DIRECTIVE 1:
In the forum thread, rewrite the passage that starts at "Thanks, Thor. I've" and ends after "(Dec 7, 2011)", putting "discussion group" in place of "support group".
DIRECTIVE 2:
Write the next part of the forum thread about losing oneself in marriage and family, continuing from where it stops.

Thanks, Thor. I've been subscribed over there for about a week (same username), but I haven't been very active yet. Some folks there are trying to revive a local, live support group. I know that would be very helpful for me, so I hope it happens.


----------



## hookares (Dec 7, 2011)

papa5280 said:


> This relates to the Mr. Nice Guy syndrome and losing myself in my marriage and family, to the point where there's not much ME left in me. This is fairly lengthy, and I'm not really looking for advice. Just sharing my thoughts, mostly as a way for me to document my journey for myself.
> 
> I'm traveling on business. One of my peers picked-us up at the airport in his new sports car. Listening to him talk about the features of the car, the specs, the way it drives, etc., it was clear, this was his dream vehicle, and he was passionate about it.
> 
> ...

DATASET SECTION:
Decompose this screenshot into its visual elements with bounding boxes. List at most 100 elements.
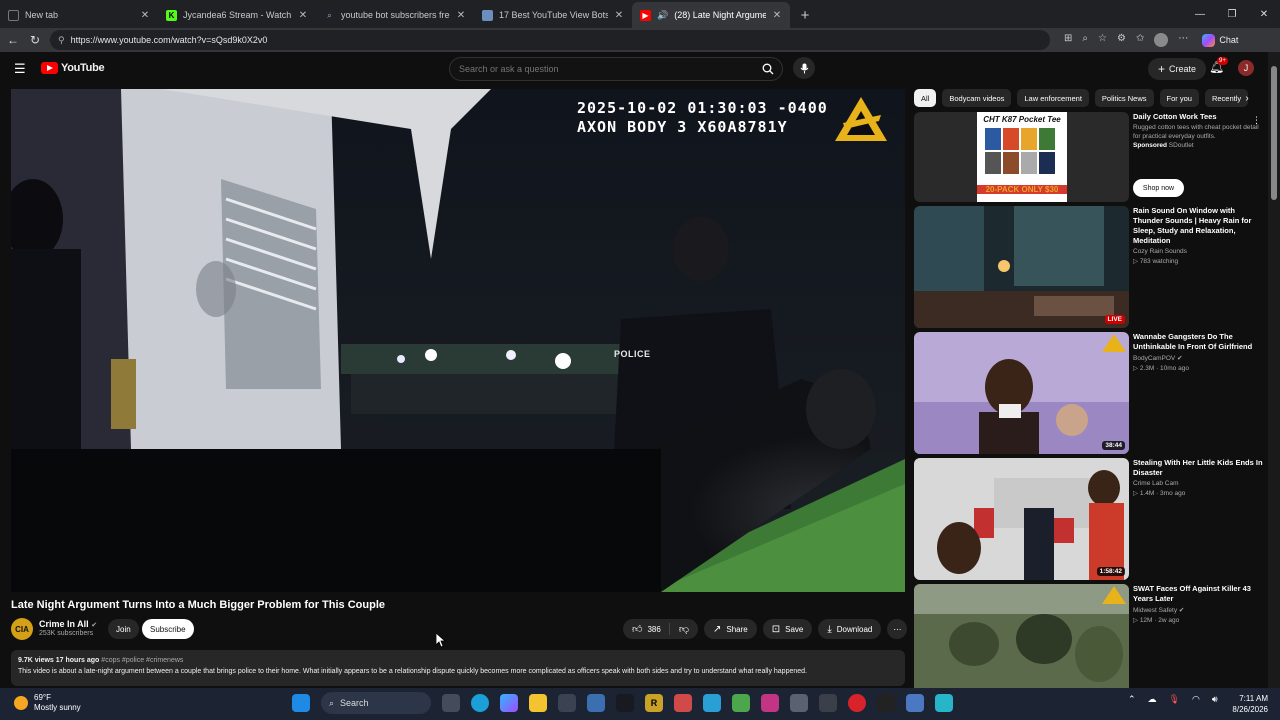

RESPONSE 1:
Thanks, Thor. I've been subscribed over there for about a week (same username), but I haven't been very active yet. Some folks there are trying to revive a local, live discussion group. I know that would be very helpful for me, so I hope it happens.


----------



## hookares (Dec 7, 2011)

RESPONSE 2:
Want something to pass on to your children after you check out?
If you can afford it, see if you find some land away from civilization where you can spend some time with the family. A camper or even a small cabin will suffice for quarters and you can bring anything you need with you when you go to enjoy the SILENCE.
I had this in my previous life, but had to surrender it to get back to solvency after the judge helped my ex wife clean me out. Used to take the kids there before the three of us split when I found out none of us were related other than to the cheater.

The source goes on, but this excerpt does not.